▶ EXERCISE INSTRUCTIONS
Without the pictures, write out all the lines below exactly as they appear.
-- start of RECORDS FOR THE EXERCISE --
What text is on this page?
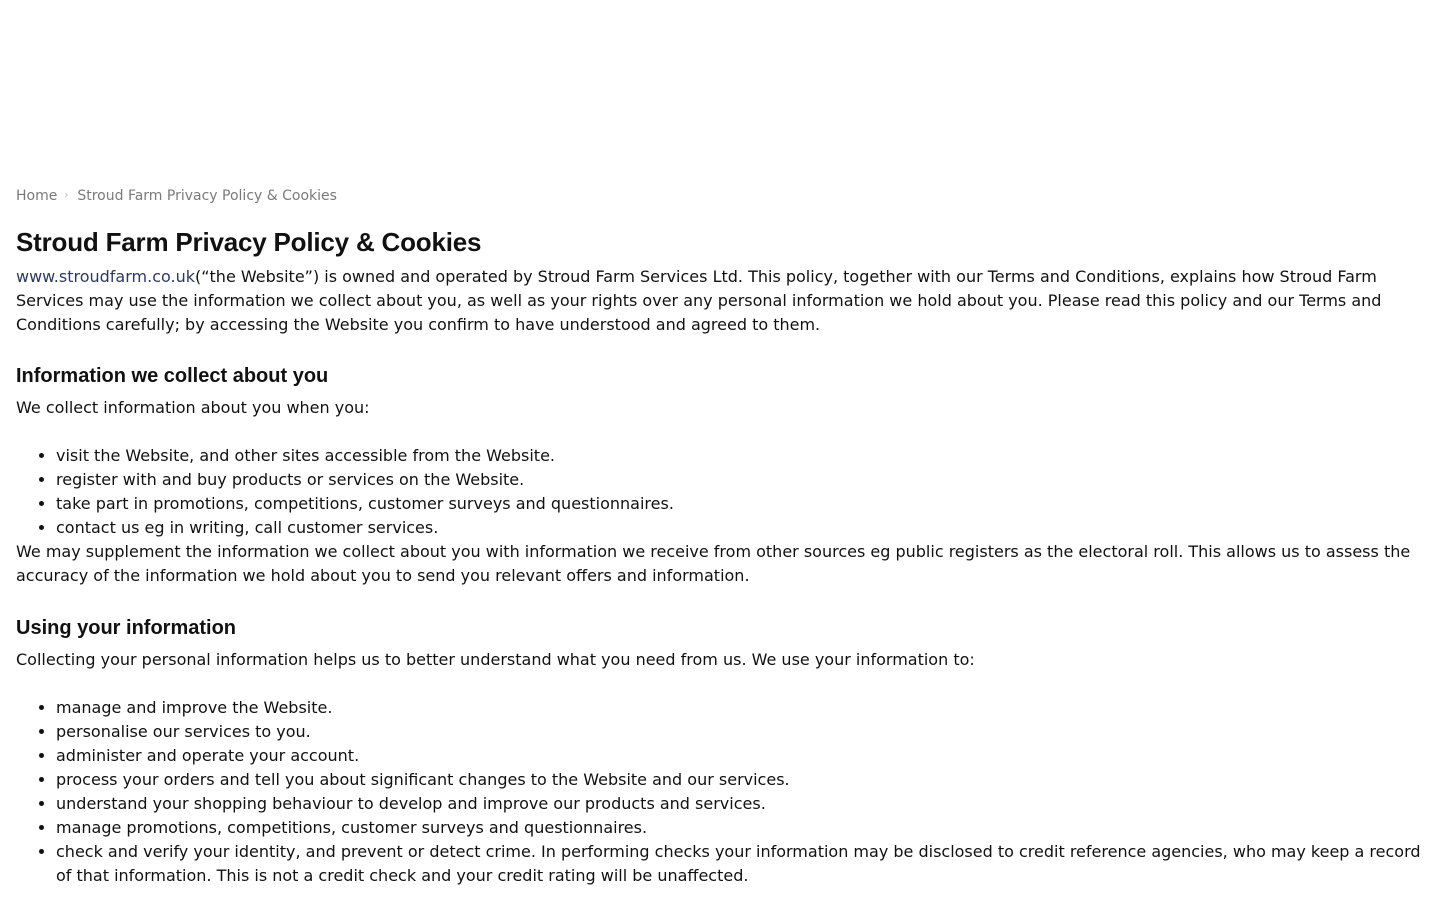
Home › Stroud Farm Privacy Policy & Cookies
Stroud Farm Privacy Policy & Cookies

www.stroudfarm.co.uk(“the Website”) is owned and operated by Stroud Farm Services Ltd. This policy, together with our Terms and Conditions, explains how Stroud Farm Services may use the information we collect about you, as well as your rights over any personal information we hold about you. Please read this policy and our Terms and Conditions carefully; by accessing the Website you confirm to have understood and agreed to them.

Information we collect about you

We collect information about you when you:

• visit the Website, and other sites accessible from the Website.
• register with and buy products or services on the Website.
• take part in promotions, competitions, customer surveys and questionnaires.
• contact us eg in writing, call customer services.

We may supplement the information we collect about you with information we receive from other sources eg public registers as the electoral roll. This allows us to assess the accuracy of the information we hold about you to send you relevant offers and information.

Using your information

Collecting your personal information helps us to better understand what you need from us. We use your information to:

• manage and improve the Website.
• personalise our services to you.
• administer and operate your account.
• process your orders and tell you about significant changes to the Website and our services.
• understand your shopping behaviour to develop and improve our products and services.
• manage promotions, competitions, customer surveys and questionnaires.
• check and verify your identity, and prevent or detect crime. In performing checks your information may be disclosed to credit reference agencies, who may keep a record of that information. This is not a credit check and your credit rating will be unaffected.
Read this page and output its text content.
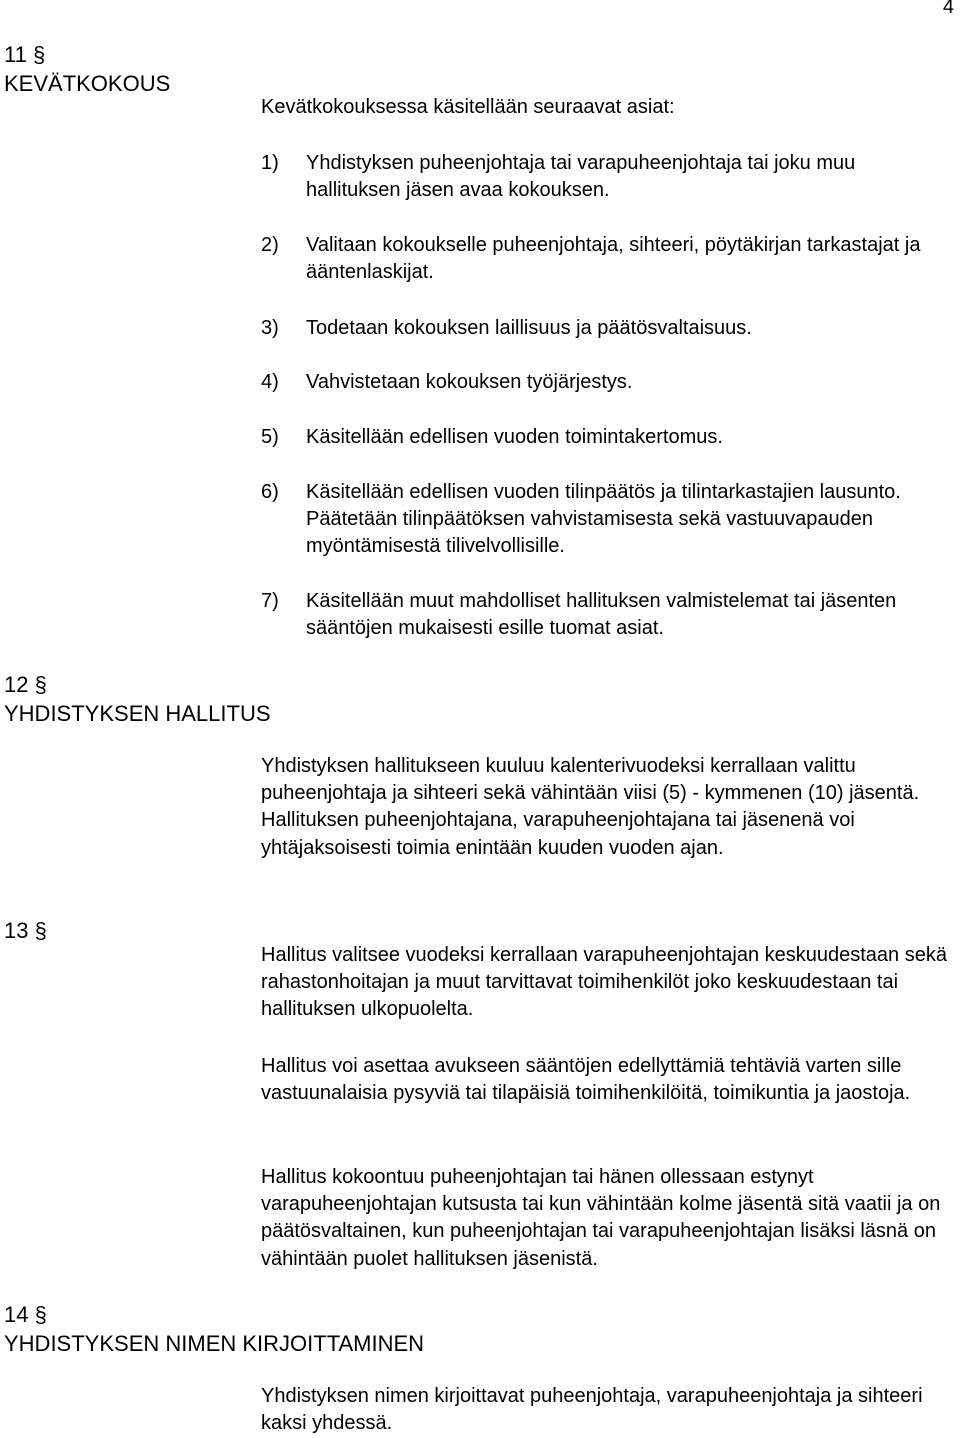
4
11 §
KEVÄTKOKOUS

Kevätkokouksessa käsitellään seuraavat asiat:

1)	Yhdistyksen puheenjohtaja tai varapuheenjohtaja tai joku muu hallituksen jäsen avaa kokouksen.
2)	Valitaan kokoukselle puheenjohtaja, sihteeri, pöytäkirjan tarkastajat ja ääntenlaskijat.
3)	Todetaan kokouksen laillisuus ja päätösvaltaisuus.
4)	Vahvistetaan kokouksen työjärjestys.
5)	Käsitellään edellisen vuoden toimintakertomus.
6)	Käsitellään edellisen vuoden tilinpäätös ja tilintarkastajien lausunto. Päätetään tilinpäätöksen vahvistamisesta sekä vastuuvapauden myöntämisestä tilivelvollisille.
7)	Käsitellään muut mahdolliset hallituksen valmistelemat tai jäsenten sääntöjen mukaisesti esille tuomat asiat.
12 §
YHDISTYKSEN HALLITUS

Yhdistyksen hallitukseen kuuluu kalenterivuodeksi kerrallaan valittu puheenjohtaja ja sihteeri sekä vähintään viisi (5) - kymmenen (10) jäsentä. Hallituksen puheenjohtajana, varapuheenjohtajana tai jäsenenä voi yhtäjaksoisesti toimia enintään kuuden vuoden ajan.

13 §

Hallitus valitsee vuodeksi kerrallaan varapuheenjohtajan keskuudestaan sekä rahastonhoitajan ja muut tarvittavat toimihenkilöt joko keskuudestaan tai hallituksen ulkopuolelta.

Hallitus voi asettaa avukseen sääntöjen edellyttämiä tehtäviä varten sille vastuunalaisia pysyviä tai tilapäisiä toimihenkilöitä, toimikuntia ja jaostoja.

Hallitus kokoontuu puheenjohtajan tai hänen ollessaan estynyt varapuheenjohtajan kutsusta tai kun vähintään kolme jäsentä sitä vaatii ja on päätösvaltainen, kun puheenjohtajan tai varapuheenjohtajan lisäksi läsnä on vähintään puolet hallituksen jäsenistä.

14 §
YHDISTYKSEN NIMEN KIRJOITTAMINEN

Yhdistyksen nimen kirjoittavat puheenjohtaja, varapuheenjohtaja ja sihteeri kaksi yhdessä.
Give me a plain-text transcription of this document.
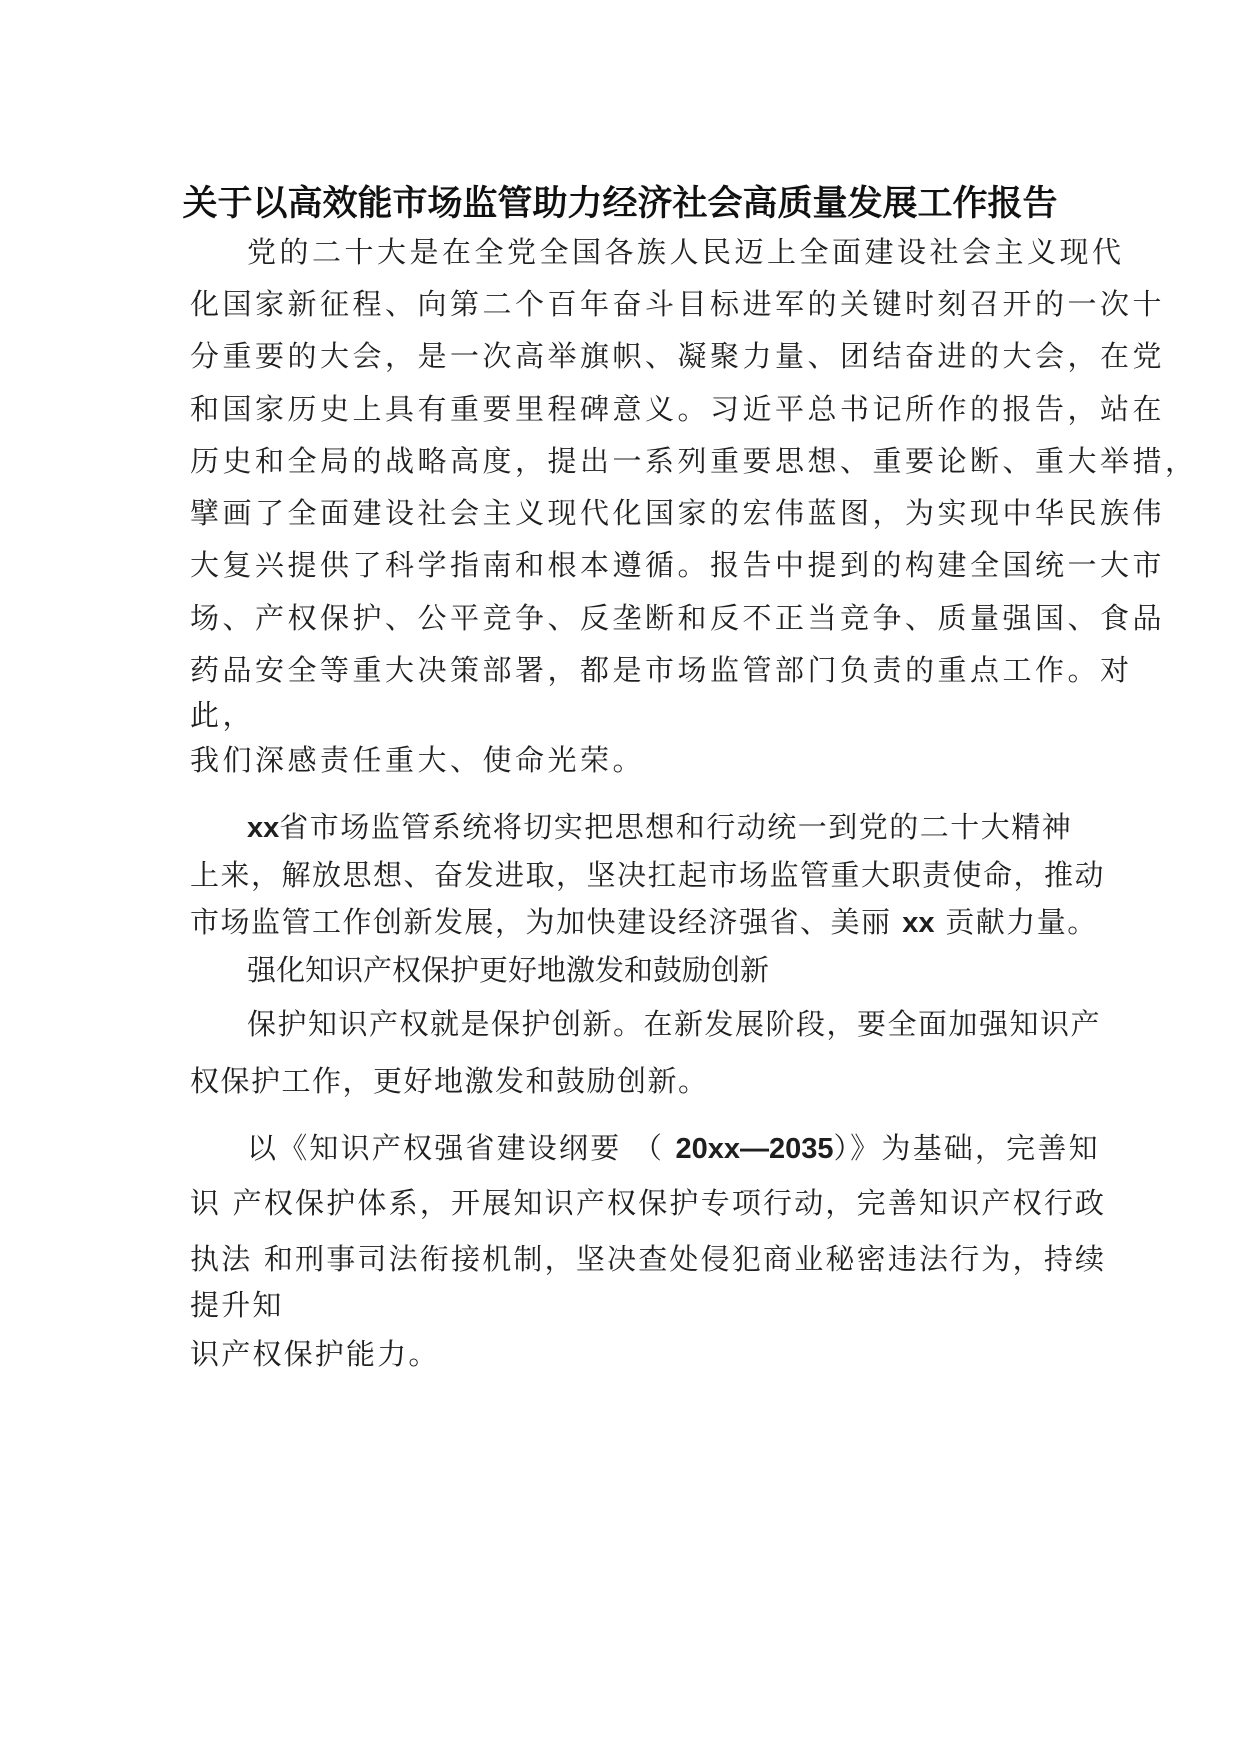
关于以高效能市场监管助力经济社会高质量发展工作报告
党的二十大是在全党全国各族人民迈上全面建设社会主义现代
化国家新征程、向第二个百年奋斗目标进军的关键时刻召开的一次十
分重要的大会，是一次高举旗帜、凝聚力量、团结奋进的大会，在党
和国家历史上具有重要里程碑意义。习近平总书记所作的报告，站在
历史和全局的战略高度，提出一系列重要思想、重要论断、重大举措，
擘画了全面建设社会主义现代化国家的宏伟蓝图，为实现中华民族伟
大复兴提供了科学指南和根本遵循。报告中提到的构建全国统一大市
场、产权保护、公平竞争、反垄断和反不正当竞争、质量强国、食品
药品安全等重大决策部署，都是市场监管部门负责的重点工作。对
此，
我们深感责任重大、使命光荣。
xx省市场监管系统将切实把思想和行动统一到党的二十大精神
上来，解放思想、奋发进取，坚决扛起市场监管重大职责使命，推动
市场监管工作创新发展，为加快建设经济强省、美丽 xx 贡献力量。
强化知识产权保护更好地激发和鼓励创新
保护知识产权就是保护创新。在新发展阶段，要全面加强知识产
权保护工作，更好地激发和鼓励创新。
以《知识产权强省建设纲要 （ 20xx—2035）》为基础，完善知
识 产权保护体系，开展知识产权保护专项行动，完善知识产权行政
执法 和刑事司法衔接机制，坚决查处侵犯商业秘密违法行为，持续
提升知
识产权保护能力。
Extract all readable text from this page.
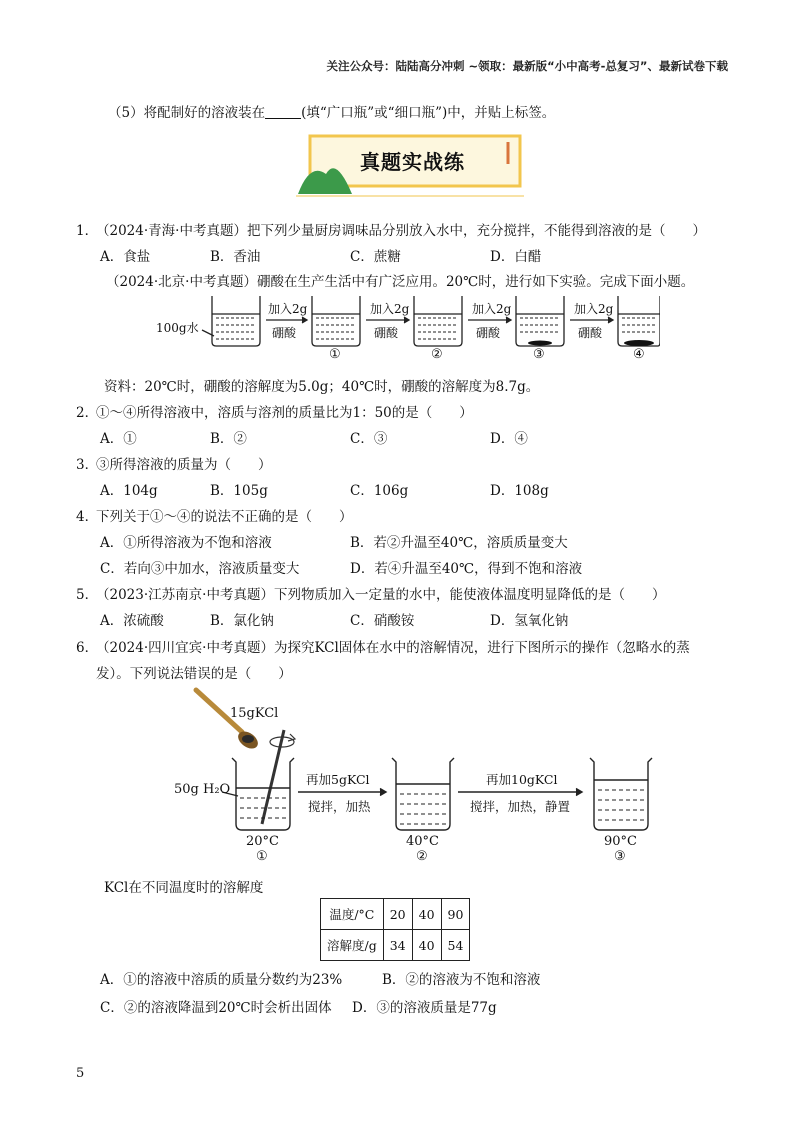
关注公众号：陆陆高分冲刺 ~领取：最新版“小中高考-总复习”、最新试卷下载
（5）将配制好的溶液装在	(填“广口瓶”或“细口瓶”)中，并贴上标签。
真题实战练
1．
（2024·青海·中考真题）把下列少量厨房调味品分别放入水中，充分搅拌，不能得到溶液的是（　　）
A．食盐	B．香油	C．蔗糖	D．白醋
（2024·北京·中考真题）硼酸在生产生活中有广泛应用。20℃时，进行如下实验。完成下面小题。
100g水
加入2g
硼酸
加入2g
硼酸
加入2g
硼酸
加入2g
硼酸
①	②	③	④
资料：20℃时，硼酸的溶解度为5.0g；40℃时，硼酸的溶解度为8.7g。
2．
①～④所得溶液中，溶质与溶剂的质量比为1：50的是（　　）
A．①	B．②	C．③	D．④
3．
③所得溶液的质量为（　　）
A．104g	B．105g	C．106g	D．108g
4．
下列关于①～④的说法不正确的是（　　）
A．①所得溶液为不饱和溶液	B．若②升温至40℃，溶质质量变大
C．若向③中加水，溶液质量变大	D．若④升温至40℃，得到不饱和溶液
5．
（2023·江苏南京·中考真题）下列物质加入一定量的水中，能使液体温度明显降低的是（　　）
A．浓硫酸	B．氯化钠	C．硝酸铵	D．氢氧化钠
6．
（2024·四川宜宾·中考真题）为探究KCl固体在水中的溶解情况，进行下图所示的操作（忽略水的蒸
发）。下列说法错误的是（　　）
15gKCl
50g H₂O
再加5gKCl
搅拌，加热
再加10gKCl
搅拌，加热，静置
20°C	40°C	90°C
①	②	③
KCl在不同温度时的溶解度
温度/°C	20	40	90
溶解度/g	34	40	54
A．①的溶液中溶质的质量分数约为23%	B．②的溶液为不饱和溶液
C．②的溶液降温到20℃时会析出固体 D．③的溶液质量是77g
5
-- end of RECORDS FOR THE EXERCISE --
▶ FULL SOLUTION
What text is on this page?
Home › Stroud Farm Privacy Policy & Cookies
Stroud Farm Privacy Policy & Cookies

www.stroudfarm.co.uk(“the Website”) is owned and operated by Stroud Farm Services Ltd. This policy, together with our Terms and Conditions, explains how Stroud Farm Services may use the information we collect about you, as well as your rights over any personal information we hold about you. Please read this policy and our Terms and Conditions carefully; by accessing the Website you confirm to have understood and agreed to them.

Information we collect about you

We collect information about you when you:

• visit the Website, and other sites accessible from the Website.
• register with and buy products or services on the Website.
• take part in promotions, competitions, customer surveys and questionnaires.
• contact us eg in writing, call customer services.

We may supplement the information we collect about you with information we receive from other sources eg public registers as the electoral roll. This allows us to assess the accuracy of the information we hold about you to send you relevant offers and information.

Using your information

Collecting your personal information helps us to better understand what you need from us. We use your information to:

• manage and improve the Website.
• personalise our services to you.
• administer and operate your account.
• process your orders and tell you about significant changes to the Website and our services.
• understand your shopping behaviour to develop and improve our products and services.
• manage promotions, competitions, customer surveys and questionnaires.
• check and verify your identity, and prevent or detect crime. In performing checks your information may be disclosed to credit reference agencies, who may keep a record of that information. This is not a credit check and your credit rating will be unaffected.
Read this page and output its text content.
4
11 §
KEVÄTKOKOUS

Kevätkokouksessa käsitellään seuraavat asiat:

1)	Yhdistyksen puheenjohtaja tai varapuheenjohtaja tai joku muu hallituksen jäsen avaa kokouksen.
2)	Valitaan kokoukselle puheenjohtaja, sihteeri, pöytäkirjan tarkastajat ja ääntenlaskijat.
3)	Todetaan kokouksen laillisuus ja päätösvaltaisuus.
4)	Vahvistetaan kokouksen työjärjestys.
5)	Käsitellään edellisen vuoden toimintakertomus.
6)	Käsitellään edellisen vuoden tilinpäätös ja tilintarkastajien lausunto. Päätetään tilinpäätöksen vahvistamisesta sekä vastuuvapauden myöntämisestä tilivelvollisille.
7)	Käsitellään muut mahdolliset hallituksen valmistelemat tai jäsenten sääntöjen mukaisesti esille tuomat asiat.
12 §
YHDISTYKSEN HALLITUS

Yhdistyksen hallitukseen kuuluu kalenterivuodeksi kerrallaan valittu puheenjohtaja ja sihteeri sekä vähintään viisi (5) - kymmenen (10) jäsentä. Hallituksen puheenjohtajana, varapuheenjohtajana tai jäsenenä voi yhtäjaksoisesti toimia enintään kuuden vuoden ajan.

13 §

Hallitus valitsee vuodeksi kerrallaan varapuheenjohtajan keskuudestaan sekä rahastonhoitajan ja muut tarvittavat toimihenkilöt joko keskuudestaan tai hallituksen ulkopuolelta.

Hallitus voi asettaa avukseen sääntöjen edellyttämiä tehtäviä varten sille vastuunalaisia pysyviä tai tilapäisiä toimihenkilöitä, toimikuntia ja jaostoja.

Hallitus kokoontuu puheenjohtajan tai hänen ollessaan estynyt varapuheenjohtajan kutsusta tai kun vähintään kolme jäsentä sitä vaatii ja on päätösvaltainen, kun puheenjohtajan tai varapuheenjohtajan lisäksi läsnä on vähintään puolet hallituksen jäsenistä.

14 §
YHDISTYKSEN NIMEN KIRJOITTAMINEN

Yhdistyksen nimen kirjoittavat puheenjohtaja, varapuheenjohtaja ja sihteeri kaksi yhdessä.
Give me a plain-text transcription of this document.
关于以高效能市场监管助力经济社会高质量发展工作报告
党的二十大是在全党全国各族人民迈上全面建设社会主义现代
化国家新征程、向第二个百年奋斗目标进军的关键时刻召开的一次十
分重要的大会，是一次高举旗帜、凝聚力量、团结奋进的大会，在党
和国家历史上具有重要里程碑意义。习近平总书记所作的报告，站在
历史和全局的战略高度，提出一系列重要思想、重要论断、重大举措，
擘画了全面建设社会主义现代化国家的宏伟蓝图，为实现中华民族伟
大复兴提供了科学指南和根本遵循。报告中提到的构建全国统一大市
场、产权保护、公平竞争、反垄断和反不正当竞争、质量强国、食品
药品安全等重大决策部署，都是市场监管部门负责的重点工作。对
此，
我们深感责任重大、使命光荣。
xx省市场监管系统将切实把思想和行动统一到党的二十大精神
上来，解放思想、奋发进取，坚决扛起市场监管重大职责使命，推动
市场监管工作创新发展，为加快建设经济强省、美丽 xx 贡献力量。
强化知识产权保护更好地激发和鼓励创新
保护知识产权就是保护创新。在新发展阶段，要全面加强知识产
权保护工作，更好地激发和鼓励创新。
以《知识产权强省建设纲要 （ 20xx—2035）》为基础，完善知
识 产权保护体系，开展知识产权保护专项行动，完善知识产权行政
执法 和刑事司法衔接机制，坚决查处侵犯商业秘密违法行为，持续
提升知
识产权保护能力。
Extract all readable text from this page.
关注公众号：陆陆高分冲刺 ~领取：最新版“小中高考-总复习”、最新试卷下载
（5）将配制好的溶液装在	(填“广口瓶”或“细口瓶”)中，并贴上标签。
真题实战练
1．
（2024·青海·中考真题）把下列少量厨房调味品分别放入水中，充分搅拌，不能得到溶液的是（　　）
A．食盐	B．香油	C．蔗糖	D．白醋
（2024·北京·中考真题）硼酸在生产生活中有广泛应用。20℃时，进行如下实验。完成下面小题。
100g水
加入2g
硼酸
加入2g
硼酸
加入2g
硼酸
加入2g
硼酸
①	②	③	④
资料：20℃时，硼酸的溶解度为5.0g；40℃时，硼酸的溶解度为8.7g。
2．
①～④所得溶液中，溶质与溶剂的质量比为1：50的是（　　）
A．①	B．②	C．③	D．④
3．
③所得溶液的质量为（　　）
A．104g	B．105g	C．106g	D．108g
4．
下列关于①～④的说法不正确的是（　　）
A．①所得溶液为不饱和溶液	B．若②升温至40℃，溶质质量变大
C．若向③中加水，溶液质量变大	D．若④升温至40℃，得到不饱和溶液
5．
（2023·江苏南京·中考真题）下列物质加入一定量的水中，能使液体温度明显降低的是（　　）
A．浓硫酸	B．氯化钠	C．硝酸铵	D．氢氧化钠
6．
（2024·四川宜宾·中考真题）为探究KCl固体在水中的溶解情况，进行下图所示的操作（忽略水的蒸
发）。下列说法错误的是（　　）
15gKCl
50g H₂O
再加5gKCl
搅拌，加热
再加10gKCl
搅拌，加热，静置
20°C	40°C	90°C
①	②	③
KCl在不同温度时的溶解度
温度/°C	20	40	90
溶解度/g	34	40	54
A．①的溶液中溶质的质量分数约为23%	B．②的溶液为不饱和溶液
C．②的溶液降温到20℃时会析出固体 D．③的溶液质量是77g
5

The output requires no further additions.